* **Saved entries**
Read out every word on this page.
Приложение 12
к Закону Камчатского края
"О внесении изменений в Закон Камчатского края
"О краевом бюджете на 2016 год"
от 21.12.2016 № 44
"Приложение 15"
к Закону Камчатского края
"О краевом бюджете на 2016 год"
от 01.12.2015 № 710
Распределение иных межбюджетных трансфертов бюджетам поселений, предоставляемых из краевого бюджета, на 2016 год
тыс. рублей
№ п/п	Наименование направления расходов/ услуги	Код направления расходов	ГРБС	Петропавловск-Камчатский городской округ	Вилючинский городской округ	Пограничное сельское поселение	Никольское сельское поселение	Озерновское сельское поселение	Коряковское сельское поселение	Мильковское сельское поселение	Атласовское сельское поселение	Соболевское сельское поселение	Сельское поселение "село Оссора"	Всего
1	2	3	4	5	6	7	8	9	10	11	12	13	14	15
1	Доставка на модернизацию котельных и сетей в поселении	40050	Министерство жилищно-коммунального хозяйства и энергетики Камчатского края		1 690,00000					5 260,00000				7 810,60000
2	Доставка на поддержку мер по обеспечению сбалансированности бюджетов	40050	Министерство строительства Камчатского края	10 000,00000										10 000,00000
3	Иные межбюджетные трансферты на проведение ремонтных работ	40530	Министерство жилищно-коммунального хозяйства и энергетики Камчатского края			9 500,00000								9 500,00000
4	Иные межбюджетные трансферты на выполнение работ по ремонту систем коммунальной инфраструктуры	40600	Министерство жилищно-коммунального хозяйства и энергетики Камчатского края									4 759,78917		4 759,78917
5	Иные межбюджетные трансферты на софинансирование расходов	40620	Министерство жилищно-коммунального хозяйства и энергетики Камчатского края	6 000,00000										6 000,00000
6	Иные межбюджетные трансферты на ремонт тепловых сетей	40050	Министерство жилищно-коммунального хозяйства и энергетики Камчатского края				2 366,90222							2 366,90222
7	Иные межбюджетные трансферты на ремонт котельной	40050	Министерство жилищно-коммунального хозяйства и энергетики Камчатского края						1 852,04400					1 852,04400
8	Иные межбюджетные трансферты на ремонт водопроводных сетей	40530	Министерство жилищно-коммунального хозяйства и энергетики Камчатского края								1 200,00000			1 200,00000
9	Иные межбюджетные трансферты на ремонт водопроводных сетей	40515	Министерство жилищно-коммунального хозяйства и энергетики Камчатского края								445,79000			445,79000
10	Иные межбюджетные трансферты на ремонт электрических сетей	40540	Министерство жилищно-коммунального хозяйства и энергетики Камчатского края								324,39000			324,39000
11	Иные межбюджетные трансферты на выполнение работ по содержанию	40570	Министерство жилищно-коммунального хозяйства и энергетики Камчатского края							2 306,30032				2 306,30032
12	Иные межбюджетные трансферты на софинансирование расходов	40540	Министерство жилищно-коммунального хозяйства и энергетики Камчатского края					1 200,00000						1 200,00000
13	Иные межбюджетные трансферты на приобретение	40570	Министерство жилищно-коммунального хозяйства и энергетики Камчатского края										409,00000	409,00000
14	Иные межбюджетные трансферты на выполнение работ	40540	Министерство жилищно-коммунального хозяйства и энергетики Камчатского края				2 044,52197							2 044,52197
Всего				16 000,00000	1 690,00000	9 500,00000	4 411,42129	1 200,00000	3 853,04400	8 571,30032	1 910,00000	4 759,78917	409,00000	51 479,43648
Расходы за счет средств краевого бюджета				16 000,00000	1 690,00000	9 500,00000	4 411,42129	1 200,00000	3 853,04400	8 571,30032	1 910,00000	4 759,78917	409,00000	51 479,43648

* **Your task**
Reproduce the listing in full. Keep it exactly as written.

* **Exercise output**
Read out every word on this page.
Приложение 12
к Закону Камчатского края
"О внесении изменений в Закон Камчатского края
"О краевом бюджете на 2016 год"
от 21.12.2016 № 44
"Приложение 15"
к Закону Камчатского края
"О краевом бюджете на 2016 год"
от 01.12.2015 № 710
Распределение иных межбюджетных трансфертов бюджетам поселений, предоставляемых из краевого бюджета, на 2016 год
тыс. рублей
№ п/п	Наименование направления расходов/ услуги	Код направления расходов	ГРБС	Петропавловск-Камчатский городской округ	Вилючинский городской округ	Пограничное сельское поселение	Никольское сельское поселение	Озерновское сельское поселение	Коряковское сельское поселение	Мильковское сельское поселение	Атласовское сельское поселение	Соболевское сельское поселение	Сельское поселение "село Оссора"	Всего
1	2	3	4	5	6	7	8	9	10	11	12	13	14	15
1	Доставка на модернизацию котельных и сетей в поселении	40050	Министерство жилищно-коммунального хозяйства и энергетики Камчатского края		1 690,00000					5 260,00000				7 810,60000
2	Доставка на поддержку мер по обеспечению сбалансированности бюджетов	40050	Министерство строительства Камчатского края	10 000,00000										10 000,00000
3	Иные межбюджетные трансферты на проведение ремонтных работ	40530	Министерство жилищно-коммунального хозяйства и энергетики Камчатского края			9 500,00000								9 500,00000
4	Иные межбюджетные трансферты на выполнение работ по ремонту систем коммунальной инфраструктуры	40600	Министерство жилищно-коммунального хозяйства и энергетики Камчатского края									4 759,78917		4 759,78917
5	Иные межбюджетные трансферты на софинансирование расходов	40620	Министерство жилищно-коммунального хозяйства и энергетики Камчатского края	6 000,00000										6 000,00000
6	Иные межбюджетные трансферты на ремонт тепловых сетей	40050	Министерство жилищно-коммунального хозяйства и энергетики Камчатского края				2 366,90222							2 366,90222
7	Иные межбюджетные трансферты на ремонт котельной	40050	Министерство жилищно-коммунального хозяйства и энергетики Камчатского края						1 852,04400					1 852,04400
8	Иные межбюджетные трансферты на ремонт водопроводных сетей	40530	Министерство жилищно-коммунального хозяйства и энергетики Камчатского края								1 200,00000			1 200,00000
9	Иные межбюджетные трансферты на ремонт водопроводных сетей	40515	Министерство жилищно-коммунального хозяйства и энергетики Камчатского края								445,79000			445,79000
10	Иные межбюджетные трансферты на ремонт электрических сетей	40540	Министерство жилищно-коммунального хозяйства и энергетики Камчатского края								324,39000			324,39000
11	Иные межбюджетные трансферты на выполнение работ по содержанию	40570	Министерство жилищно-коммунального хозяйства и энергетики Камчатского края							2 306,30032				2 306,30032
12	Иные межбюджетные трансферты на софинансирование расходов	40540	Министерство жилищно-коммунального хозяйства и энергетики Камчатского края					1 200,00000						1 200,00000
13	Иные межбюджетные трансферты на приобретение	40570	Министерство жилищно-коммунального хозяйства и энергетики Камчатского края										409,00000	409,00000
14	Иные межбюджетные трансферты на выполнение работ	40540	Министерство жилищно-коммунального хозяйства и энергетики Камчатского края				2 044,52197							2 044,52197
Всего				16 000,00000	1 690,00000	9 500,00000	4 411,42129	1 200,00000	3 853,04400	8 571,30032	1 910,00000	4 759,78917	409,00000	51 479,43648
Расходы за счет средств краевого бюджета				16 000,00000	1 690,00000	9 500,00000	4 411,42129	1 200,00000	3 853,04400	8 571,30032	1 910,00000	4 759,78917	409,00000	51 479,43648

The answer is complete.